▶ _What needs to be done_
From the listing below, select every line where the word "sind" appears.
## Begin Dataset content
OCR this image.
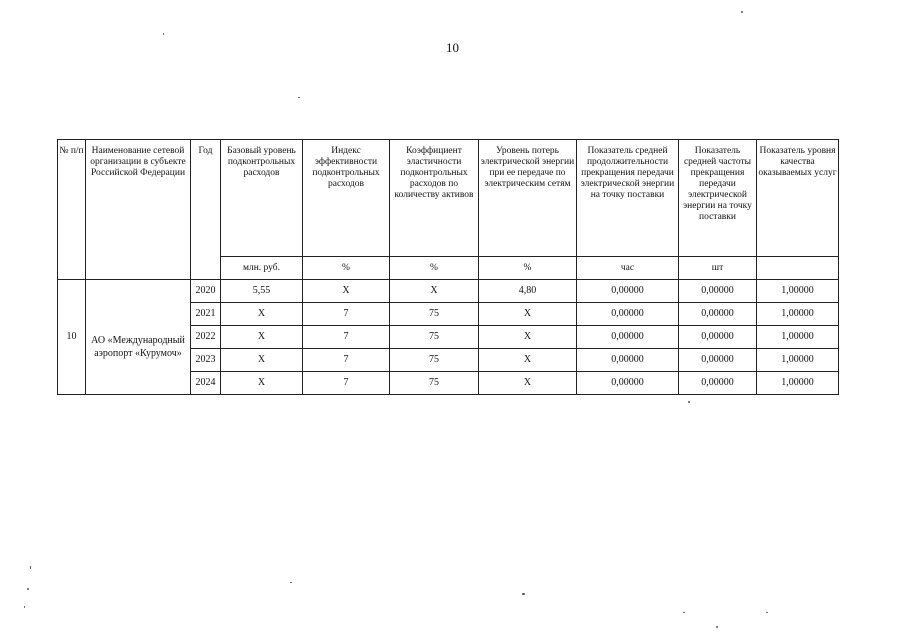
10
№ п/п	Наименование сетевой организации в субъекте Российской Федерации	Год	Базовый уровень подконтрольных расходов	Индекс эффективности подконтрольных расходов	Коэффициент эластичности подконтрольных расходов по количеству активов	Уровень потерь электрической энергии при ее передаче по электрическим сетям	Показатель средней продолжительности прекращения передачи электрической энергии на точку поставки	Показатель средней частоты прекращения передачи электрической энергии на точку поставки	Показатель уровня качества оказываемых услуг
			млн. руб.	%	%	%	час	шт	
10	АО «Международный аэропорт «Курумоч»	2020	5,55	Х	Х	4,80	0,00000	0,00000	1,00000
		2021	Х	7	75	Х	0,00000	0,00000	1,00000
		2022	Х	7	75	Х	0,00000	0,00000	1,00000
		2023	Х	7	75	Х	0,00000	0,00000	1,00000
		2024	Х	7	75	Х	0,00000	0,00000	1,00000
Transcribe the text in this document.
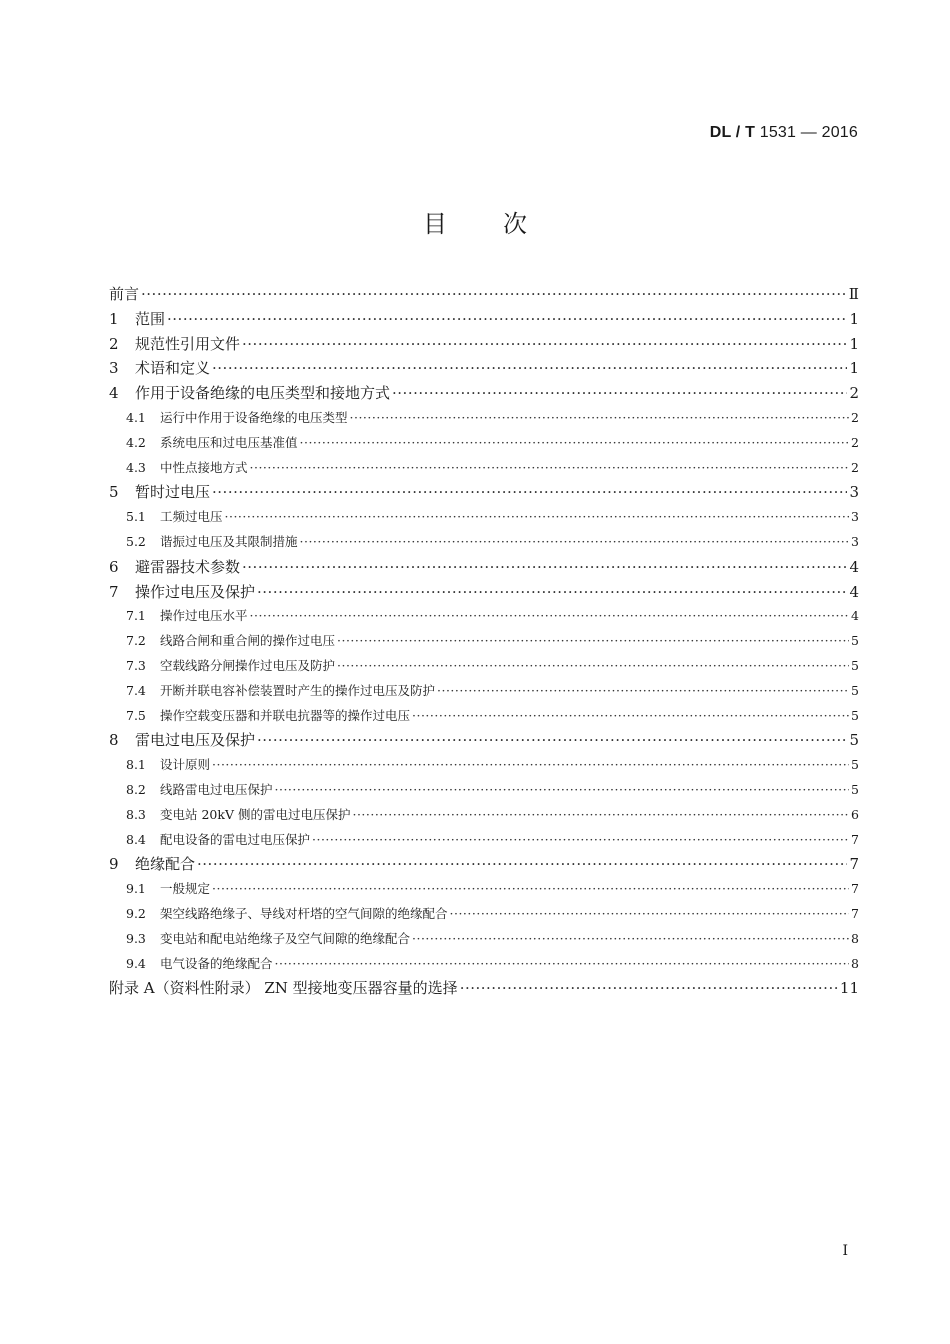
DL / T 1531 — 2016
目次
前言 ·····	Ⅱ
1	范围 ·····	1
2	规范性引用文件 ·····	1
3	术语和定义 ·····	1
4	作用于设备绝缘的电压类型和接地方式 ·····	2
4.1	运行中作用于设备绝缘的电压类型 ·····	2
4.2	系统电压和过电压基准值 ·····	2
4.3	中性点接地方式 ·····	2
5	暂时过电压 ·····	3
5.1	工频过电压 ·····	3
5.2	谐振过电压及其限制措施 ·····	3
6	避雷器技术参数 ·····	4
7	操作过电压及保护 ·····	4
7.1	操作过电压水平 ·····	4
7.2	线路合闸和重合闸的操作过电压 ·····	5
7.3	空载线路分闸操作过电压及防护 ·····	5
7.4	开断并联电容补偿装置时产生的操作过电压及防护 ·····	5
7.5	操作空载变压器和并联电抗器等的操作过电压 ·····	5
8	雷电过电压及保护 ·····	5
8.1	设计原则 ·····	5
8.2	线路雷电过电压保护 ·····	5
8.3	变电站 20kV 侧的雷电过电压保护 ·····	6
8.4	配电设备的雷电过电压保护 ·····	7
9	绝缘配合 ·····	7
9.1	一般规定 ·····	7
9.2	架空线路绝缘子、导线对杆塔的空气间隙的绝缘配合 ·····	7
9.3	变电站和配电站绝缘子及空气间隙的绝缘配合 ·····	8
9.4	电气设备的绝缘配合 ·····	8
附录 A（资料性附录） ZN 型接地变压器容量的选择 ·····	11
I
## End Dataset content
## Begin Dataset content
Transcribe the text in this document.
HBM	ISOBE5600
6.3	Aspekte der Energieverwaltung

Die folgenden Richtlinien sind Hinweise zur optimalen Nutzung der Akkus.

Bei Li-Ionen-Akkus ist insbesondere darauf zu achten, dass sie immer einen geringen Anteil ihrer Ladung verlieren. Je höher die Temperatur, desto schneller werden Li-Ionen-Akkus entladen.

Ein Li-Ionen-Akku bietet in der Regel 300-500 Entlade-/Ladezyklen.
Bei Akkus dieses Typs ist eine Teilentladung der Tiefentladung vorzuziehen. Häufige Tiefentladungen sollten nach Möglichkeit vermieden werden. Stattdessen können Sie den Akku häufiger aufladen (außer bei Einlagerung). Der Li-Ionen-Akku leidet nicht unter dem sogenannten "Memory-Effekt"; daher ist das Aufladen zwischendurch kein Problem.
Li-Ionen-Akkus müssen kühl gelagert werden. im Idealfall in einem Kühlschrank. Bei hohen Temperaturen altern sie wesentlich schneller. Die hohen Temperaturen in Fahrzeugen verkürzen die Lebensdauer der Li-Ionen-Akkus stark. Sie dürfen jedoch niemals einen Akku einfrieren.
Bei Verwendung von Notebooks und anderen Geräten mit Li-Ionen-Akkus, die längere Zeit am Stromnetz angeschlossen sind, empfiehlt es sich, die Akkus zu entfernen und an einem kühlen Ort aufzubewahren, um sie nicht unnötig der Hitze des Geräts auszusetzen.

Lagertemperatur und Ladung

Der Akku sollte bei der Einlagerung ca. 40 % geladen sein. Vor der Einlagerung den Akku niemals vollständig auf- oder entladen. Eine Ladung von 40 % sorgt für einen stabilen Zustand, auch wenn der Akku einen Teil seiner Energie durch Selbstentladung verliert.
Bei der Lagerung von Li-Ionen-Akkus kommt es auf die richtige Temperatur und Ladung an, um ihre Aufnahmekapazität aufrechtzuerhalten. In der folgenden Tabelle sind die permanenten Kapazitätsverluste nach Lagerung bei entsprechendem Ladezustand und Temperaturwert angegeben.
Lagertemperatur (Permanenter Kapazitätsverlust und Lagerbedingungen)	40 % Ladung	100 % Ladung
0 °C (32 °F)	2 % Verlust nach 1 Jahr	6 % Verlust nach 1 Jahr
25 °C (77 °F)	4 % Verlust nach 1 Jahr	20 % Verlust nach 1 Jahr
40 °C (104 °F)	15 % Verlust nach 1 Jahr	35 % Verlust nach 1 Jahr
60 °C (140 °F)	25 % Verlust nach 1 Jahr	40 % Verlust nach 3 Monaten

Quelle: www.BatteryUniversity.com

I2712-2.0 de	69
## End Dataset content
## Begin Dataset content
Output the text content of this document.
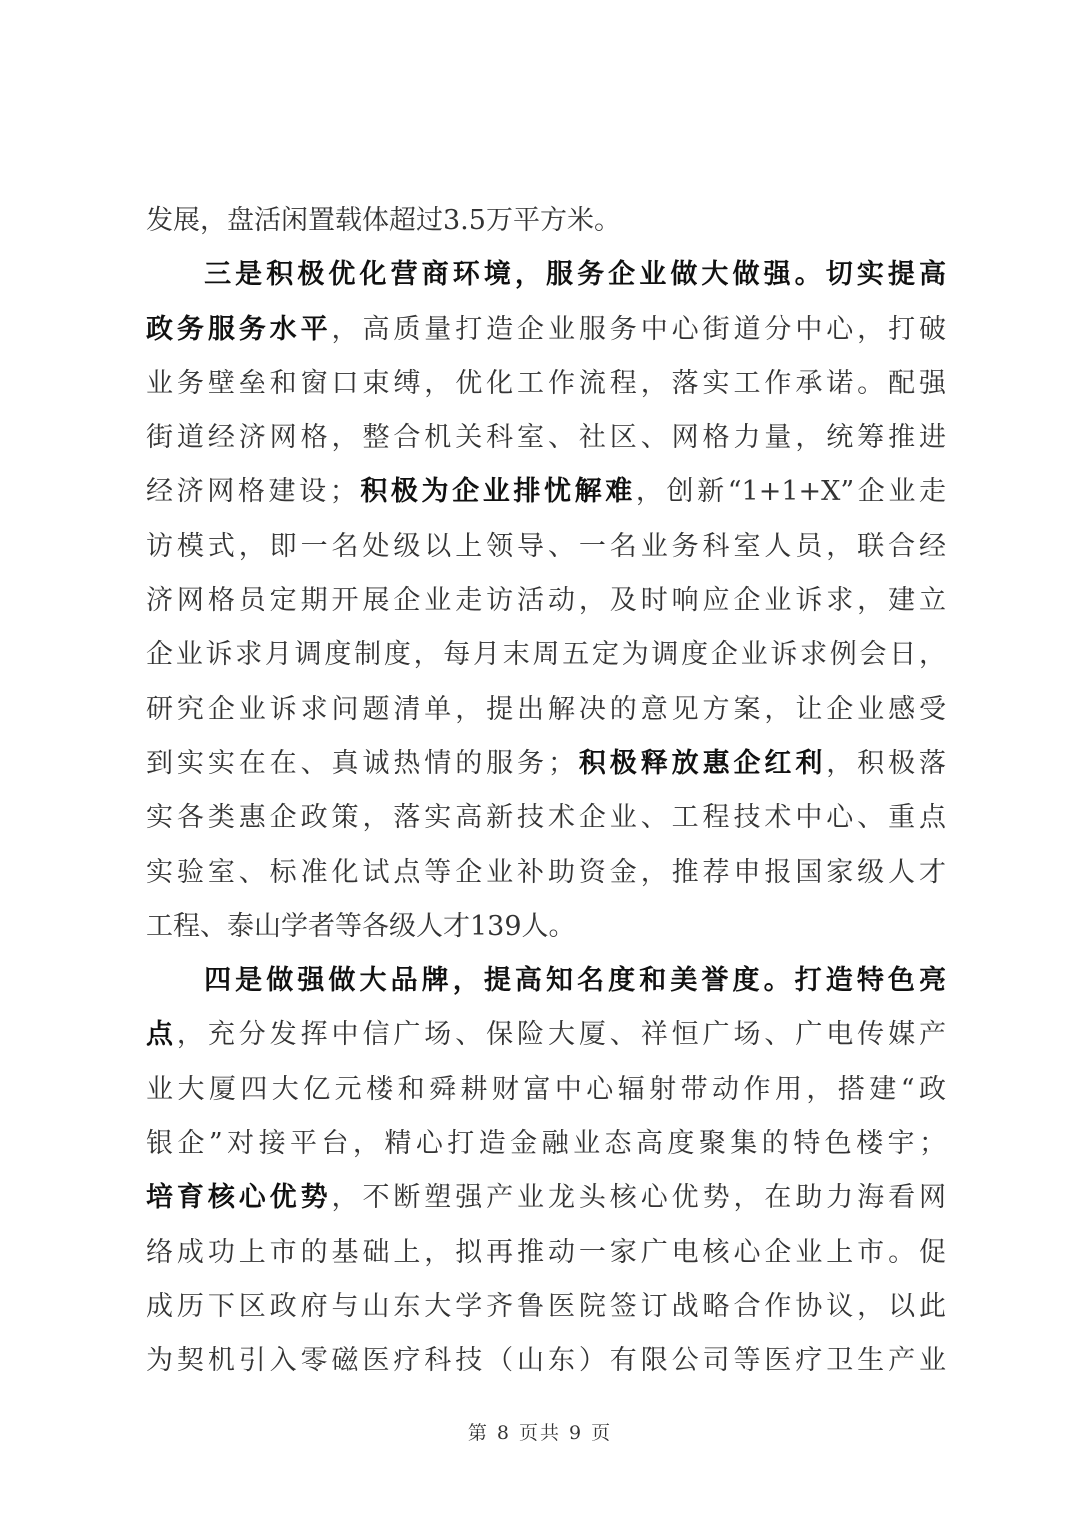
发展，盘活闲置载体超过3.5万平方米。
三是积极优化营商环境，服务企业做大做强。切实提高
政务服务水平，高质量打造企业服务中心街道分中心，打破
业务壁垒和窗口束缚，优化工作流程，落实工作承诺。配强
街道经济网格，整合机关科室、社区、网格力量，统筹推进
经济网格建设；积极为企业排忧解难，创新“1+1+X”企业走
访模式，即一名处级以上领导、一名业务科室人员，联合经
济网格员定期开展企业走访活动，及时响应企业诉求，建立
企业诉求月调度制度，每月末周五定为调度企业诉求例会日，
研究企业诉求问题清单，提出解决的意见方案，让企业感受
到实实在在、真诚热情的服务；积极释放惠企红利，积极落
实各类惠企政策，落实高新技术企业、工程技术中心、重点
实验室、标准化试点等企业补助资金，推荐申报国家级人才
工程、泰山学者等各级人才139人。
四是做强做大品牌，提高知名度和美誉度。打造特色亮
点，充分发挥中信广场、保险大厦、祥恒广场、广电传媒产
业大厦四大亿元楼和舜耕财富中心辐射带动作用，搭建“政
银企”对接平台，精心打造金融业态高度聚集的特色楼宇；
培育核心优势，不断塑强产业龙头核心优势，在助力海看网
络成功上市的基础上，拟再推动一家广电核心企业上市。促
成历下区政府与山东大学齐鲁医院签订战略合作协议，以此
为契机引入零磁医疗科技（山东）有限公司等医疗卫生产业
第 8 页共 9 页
## End Dataset content
▶ _Complete response_
Die folgenden Richtlinien sind Hinweise zur optimalen Nutzung der Akkus.
Bei Verwendung von Notebooks und anderen Geräten mit Li-Ionen-Akkus, die längere Zeit am Stromnetz angeschlossen sind, empfiehlt es sich, die Akkus zu entfernen und an einem kühlen Ort aufzubewahren, um sie nicht unnötig der Hitze des Geräts auszusetzen.
Bei der Lagerung von Li-Ionen-Akkus kommt es auf die richtige Temperatur und Ladung an, um ihre Aufnahmekapazität aufrechtzuerhalten. In der folgenden Tabelle sind die permanenten Kapazitätsverluste nach Lagerung bei entsprechendem Ladezustand und Temperaturwert angegeben.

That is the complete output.